**TASKS TO CARRY OUT:**
• A. Format everything in the listing from the line containing "Localize each UI" down to the line containing "eg-g-mark: G [511, 370, 545, 404]", both included, as a JSON list of strings with one string per line and blank lines omitted.
• B. Pick up the court ruling on the privilege logs after its last sentence and continue it.

**QUOTED PASSAGE:**
--- START ---

Such information is protected from disclosure in
discovery by the work product doctrine.
Document 30
Document 30 on the Telemetrix privilege log is a May 26, 2010 correspondence
between attorney James Ruh and Larry Becker regarding Plaintiff’s settlement demand. At
the time of the communication, Larry Ruh was apparently representing both Larry Becker
and Telemetrix in their litigation against Tracy. Where two or more parties are jointly
represented by the same attorney in litigation, the communications between the attorney and
her clients are protected by the attorney-client privilege and are subject to the work product
doctrine. See Shukh v. Seagate Tech., LLC, 872 F.Supp.2d 851, 855 (D. Minn. 2012).
Discussions of a settlement demand between a client and his attorney are clearly afforded
work-product protection and not need to be produced.
Document 35
Document 35 is described as email communications between Dianne Larkowski,
Chrys Claypool, and “Mitch B” dated August 26, 2008 and August 28, 2008 “regarding
nature of claims asserted by Michael Tracy against Telemetrix regarding an alleged $467,000
promissory note.” (Filing No. 280-19 at CM/ECF p. 6). Telemetrix Defendants argue the
emails are protected by the work product doctrine because they reveal the thought processes
of the parties. (Filing No. 280-19 at CM/ECF p. 6). The court agrees and the documents do
not need to be produced.
13
Document 36
Document 36 is described as handwritten notes made by Telemetrix employee Chrys
Claypool regarding an August 12, 2008 conversation with Dianne Larkowski concerning
communications with attorney Richard Douglas.
Defendants assert these notes reflect
summaries of conversations with Telemetrix’s attorney regarding trial strategy.
The
description of the documents supports Telemetrix’s assertion that the notes reflect the mental
impressions of attorney Douglas. Document 36 is protected attorney work product.
ii.
Green Eagle Defendants’ Privilege Log
Green Eagle submitted a privilege log and two supplemental logs. (Filing Nos. 28028, 280-29, & 280-31). Plaintiff has challenged a number of these entries based on an
asserted general lack of privilege. Having reviewed the challenged entries, the court finds the
documents are protected by the attorney-client privilege or the work product doctrine.

--- END ---

**SUPPLIED ENTRIES:**
--- START ---

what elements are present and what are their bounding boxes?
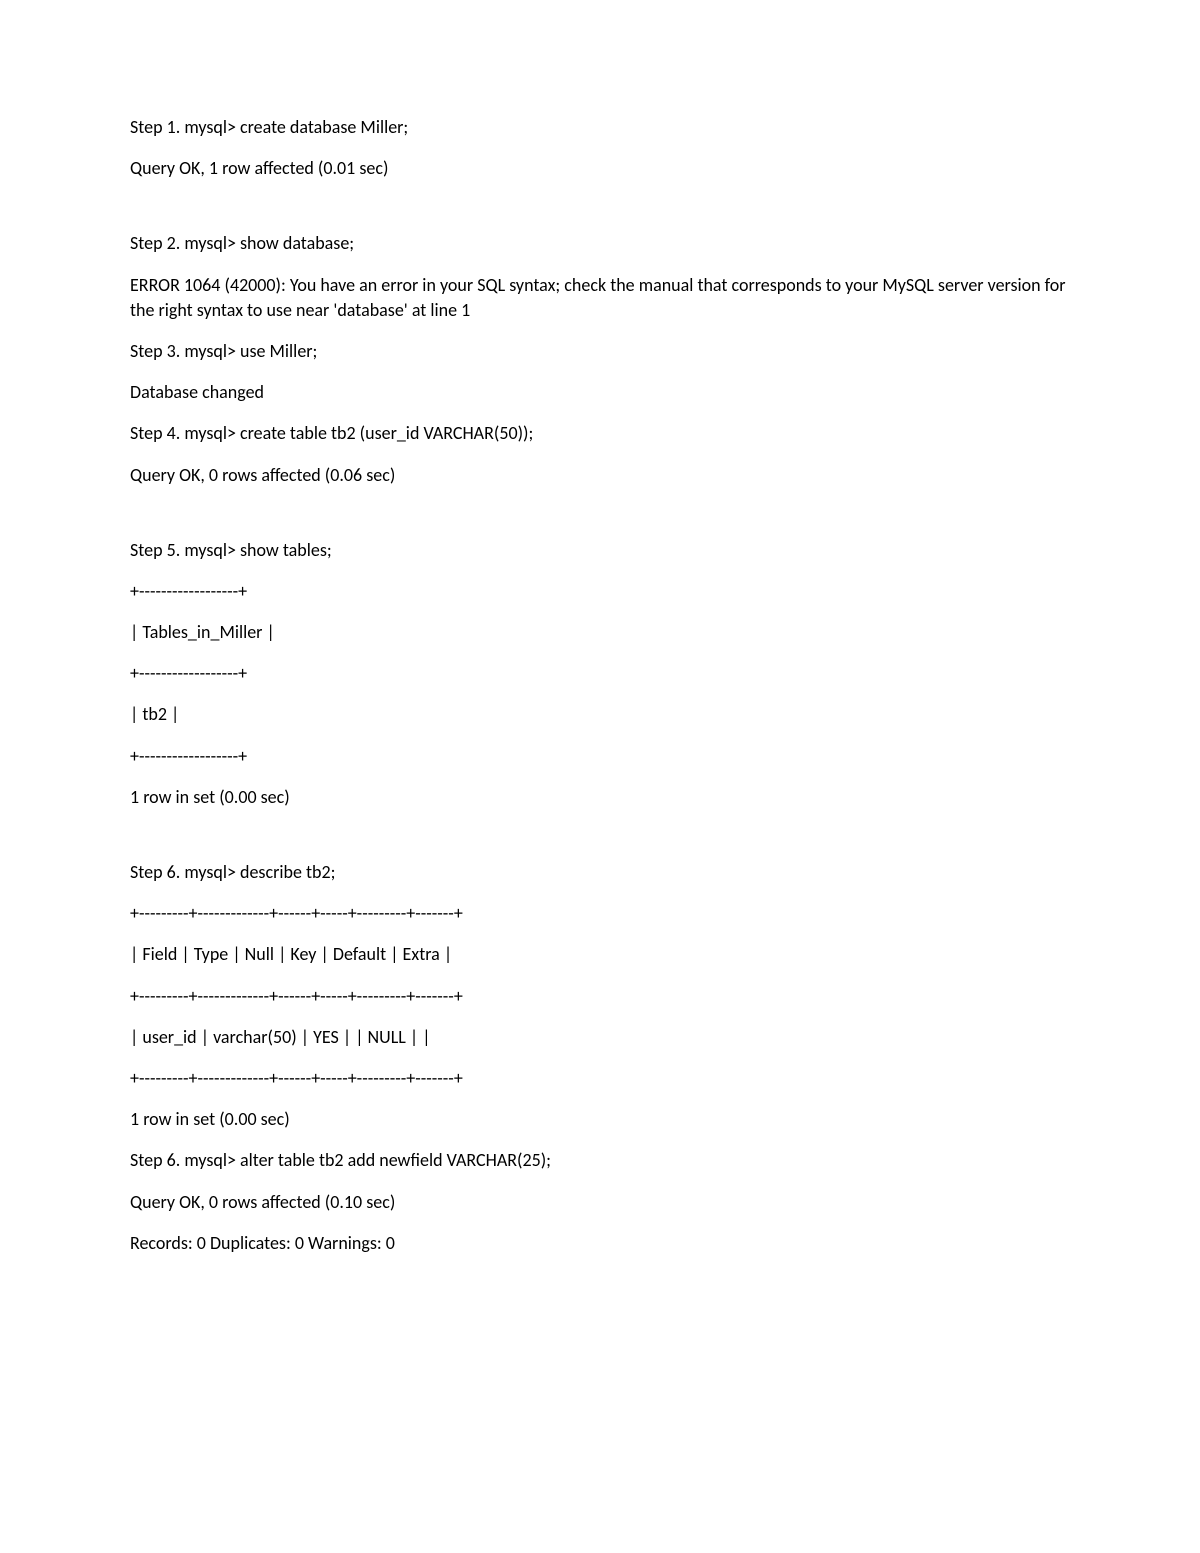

--- END ---
--- START ---

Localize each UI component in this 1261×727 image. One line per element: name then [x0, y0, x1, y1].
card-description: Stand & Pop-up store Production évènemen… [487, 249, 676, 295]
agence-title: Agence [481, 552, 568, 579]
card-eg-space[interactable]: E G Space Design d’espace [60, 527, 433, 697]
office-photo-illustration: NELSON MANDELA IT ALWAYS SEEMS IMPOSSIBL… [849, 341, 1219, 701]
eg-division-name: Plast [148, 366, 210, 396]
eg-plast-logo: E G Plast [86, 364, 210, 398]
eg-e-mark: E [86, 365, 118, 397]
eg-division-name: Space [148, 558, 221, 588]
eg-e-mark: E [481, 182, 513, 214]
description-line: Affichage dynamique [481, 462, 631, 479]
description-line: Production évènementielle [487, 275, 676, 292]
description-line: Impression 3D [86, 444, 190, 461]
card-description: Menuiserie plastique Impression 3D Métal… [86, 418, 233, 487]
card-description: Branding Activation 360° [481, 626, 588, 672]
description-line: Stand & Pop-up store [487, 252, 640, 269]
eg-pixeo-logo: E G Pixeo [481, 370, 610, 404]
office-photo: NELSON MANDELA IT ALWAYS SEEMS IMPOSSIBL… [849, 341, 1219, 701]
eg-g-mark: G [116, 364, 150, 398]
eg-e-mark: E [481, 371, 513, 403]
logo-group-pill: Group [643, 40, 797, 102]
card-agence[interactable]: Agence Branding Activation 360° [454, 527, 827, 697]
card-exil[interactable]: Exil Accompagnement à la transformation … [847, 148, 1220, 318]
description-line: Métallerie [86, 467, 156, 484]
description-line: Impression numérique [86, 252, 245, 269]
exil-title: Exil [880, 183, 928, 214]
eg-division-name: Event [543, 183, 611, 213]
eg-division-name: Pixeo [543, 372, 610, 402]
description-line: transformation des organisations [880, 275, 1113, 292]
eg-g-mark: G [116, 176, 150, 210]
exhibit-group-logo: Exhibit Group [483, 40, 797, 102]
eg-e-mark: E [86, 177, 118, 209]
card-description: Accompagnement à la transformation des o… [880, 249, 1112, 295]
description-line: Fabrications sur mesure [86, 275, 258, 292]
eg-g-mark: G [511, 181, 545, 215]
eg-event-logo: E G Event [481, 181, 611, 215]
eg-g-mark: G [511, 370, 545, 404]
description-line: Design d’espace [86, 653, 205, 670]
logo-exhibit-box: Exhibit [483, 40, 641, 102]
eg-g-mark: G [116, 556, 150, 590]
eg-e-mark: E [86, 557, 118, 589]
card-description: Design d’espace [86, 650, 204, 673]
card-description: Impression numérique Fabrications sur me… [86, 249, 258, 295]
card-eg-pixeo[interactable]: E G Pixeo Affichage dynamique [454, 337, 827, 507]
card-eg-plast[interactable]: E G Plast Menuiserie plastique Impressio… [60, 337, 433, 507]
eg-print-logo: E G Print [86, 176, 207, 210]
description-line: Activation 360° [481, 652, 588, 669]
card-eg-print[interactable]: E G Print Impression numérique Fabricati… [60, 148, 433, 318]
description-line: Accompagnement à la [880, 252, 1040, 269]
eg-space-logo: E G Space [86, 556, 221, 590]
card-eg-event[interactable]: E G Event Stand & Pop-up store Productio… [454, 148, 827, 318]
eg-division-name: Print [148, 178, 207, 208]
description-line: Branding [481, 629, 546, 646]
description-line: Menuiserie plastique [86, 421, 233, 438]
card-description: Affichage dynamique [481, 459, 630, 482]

--- END ---

**ANSWERS GIVEN:**
• A.
[
  "Localize each UI component in this 1261×727 image. One line per element: name then [x0, y0, x1, y1].",
  "card-description: Stand & Pop-up store Production évènemen… [487, 249, 676, 295]",
  "agence-title: Agence [481, 552, 568, 579]",
  "card-eg-space[interactable]: E G Space Design d’espace [60, 527, 433, 697]",
  "office-photo-illustration: NELSON MANDELA IT ALWAYS SEEMS IMPOSSIBL… [849, 341, 1219, 701]",
  "eg-division-name: Plast [148, 366, 210, 396]",
  "eg-plast-logo: E G Plast [86, 364, 210, 398]",
  "eg-e-mark: E [86, 365, 118, 397]",
  "eg-division-name: Space [148, 558, 221, 588]",
  "eg-e-mark: E [481, 182, 513, 214]",
  "description-line: Affichage dynamique [481, 462, 631, 479]",
  "description-line: Production évènementielle [487, 275, 676, 292]",
  "description-line: Impression 3D [86, 444, 190, 461]",
  "card-description: Menuiserie plastique Impression 3D Métal… [86, 418, 233, 487]",
  "card-description: Branding Activation 360° [481, 626, 588, 672]",
  "description-line: Stand & Pop-up store [487, 252, 640, 269]",
  "eg-pixeo-logo: E G Pixeo [481, 370, 610, 404]",
  "office-photo: NELSON MANDELA IT ALWAYS SEEMS IMPOSSIBL… [849, 341, 1219, 701]",
  "eg-g-mark: G [116, 364, 150, 398]",
  "eg-e-mark: E [481, 371, 513, 403]",
  "logo-group-pill: Group [643, 40, 797, 102]",
  "card-agence[interactable]: Agence Branding Activation 360° [454, 527, 827, 697]",
  "card-exil[interactable]: Exil Accompagnement à la transformation … [847, 148, 1220, 318]",
  "description-line: Métallerie [86, 467, 156, 484]",
  "description-line: Impression numérique [86, 252, 245, 269]",
  "exil-title: Exil [880, 183, 928, 214]",
  "eg-division-name: Event [543, 183, 611, 213]",
  "eg-division-name: Pixeo [543, 372, 610, 402]",
  "description-line: transformation des organisations [880, 275, 1113, 292]",
  "eg-g-mark: G [116, 176, 150, 210]",
  "exhibit-group-logo: Exhibit Group [483, 40, 797, 102]",
  "eg-e-mark: E [86, 177, 118, 209]",
  "card-description: Accompagnement à la transformation des o… [880, 249, 1112, 295]",
  "description-line: Fabrications sur mesure [86, 275, 258, 292]",
  "eg-g-mark: G [511, 181, 545, 215]",
  "eg-event-logo: E G Event [481, 181, 611, 215]",
  "eg-g-mark: G [511, 370, 545, 404]"
]

• B.
The vast majority of documents listed on Green Eagle Defendants’ privilege log
involve communications between the attorney for the Green Eagle Defendants and the
Telemetrix Defendants and either Green Eagle and/or Telemetrix. That is, attorneys Audrey
Rassmussen, Richard Douglas, and James Ruh represented both Green Eagle and Telemetrix
during the time the communications in question were shared. Defendants further state these
communications were in furtherance of a joint representation in which Green Eagle and
Telemetrix shared a common interest – e.g., the FCC licensing issues, Plaintiff’s opposition
to the transfer of the license, and various other litigation proceedings with Tracy.
The court has reviewed the Green Eagle Defendants’ privilege logs.
Any
communications between attorneys Rassmussen, Douglas, and Ruh and/or their respective
14
firms and the Green Eagle Defendants and Telemetrix Defendants are privileged and need
not be produced.
Likewise, Plaintiff seeks a number of documents in which former employees of the
Green Eagle Defendants – Mitch Bennett and Chrys Claypool – were serving as agents of
Green Eagle Defendants. (See Filing No. 291-12, ¶¶ 8 and 9). Under such circumstances the
communications to the agents are privileged and do not require production. See, e.g., United
States v. Salamanca, 244 F. Supp. 2d 1023, 1025-26 (D.S.D. 2003) (communications made
through agent of attorney or client retain attorney-client protection).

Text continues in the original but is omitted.